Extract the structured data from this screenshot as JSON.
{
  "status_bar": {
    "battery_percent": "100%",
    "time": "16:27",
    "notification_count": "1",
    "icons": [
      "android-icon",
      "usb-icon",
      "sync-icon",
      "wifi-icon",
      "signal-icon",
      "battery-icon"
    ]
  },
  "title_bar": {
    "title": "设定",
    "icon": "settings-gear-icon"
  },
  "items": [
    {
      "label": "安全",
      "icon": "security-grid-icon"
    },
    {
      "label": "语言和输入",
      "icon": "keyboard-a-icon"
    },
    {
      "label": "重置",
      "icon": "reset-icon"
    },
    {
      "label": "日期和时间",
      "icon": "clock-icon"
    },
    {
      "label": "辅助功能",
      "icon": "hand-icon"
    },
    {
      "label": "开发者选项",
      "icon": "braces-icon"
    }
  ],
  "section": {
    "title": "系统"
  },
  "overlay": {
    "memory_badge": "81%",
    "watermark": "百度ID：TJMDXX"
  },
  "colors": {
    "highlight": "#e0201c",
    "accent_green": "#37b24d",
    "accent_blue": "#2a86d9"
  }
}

# WORK REQUIRED
Retype the listing above in full, with no alterations.

# CORRECT OUTPUT
Extract the structured data from this screenshot as JSON.
{
  "status_bar": {
    "battery_percent": "100%",
    "time": "16:27",
    "notification_count": "1",
    "icons": [
      "android-icon",
      "usb-icon",
      "sync-icon",
      "wifi-icon",
      "signal-icon",
      "battery-icon"
    ]
  },
  "title_bar": {
    "title": "设定",
    "icon": "settings-gear-icon"
  },
  "items": [
    {
      "label": "安全",
      "icon": "security-grid-icon"
    },
    {
      "label": "语言和输入",
      "icon": "keyboard-a-icon"
    },
    {
      "label": "重置",
      "icon": "reset-icon"
    },
    {
      "label": "日期和时间",
      "icon": "clock-icon"
    },
    {
      "label": "辅助功能",
      "icon": "hand-icon"
    },
    {
      "label": "开发者选项",
      "icon": "braces-icon"
    }
  ],
  "section": {
    "title": "系统"
  },
  "overlay": {
    "memory_badge": "81%",
    "watermark": "百度ID：TJMDXX"
  },
  "colors": {
    "highlight": "#e0201c",
    "accent_green": "#37b24d",
    "accent_blue": "#2a86d9"
  }
}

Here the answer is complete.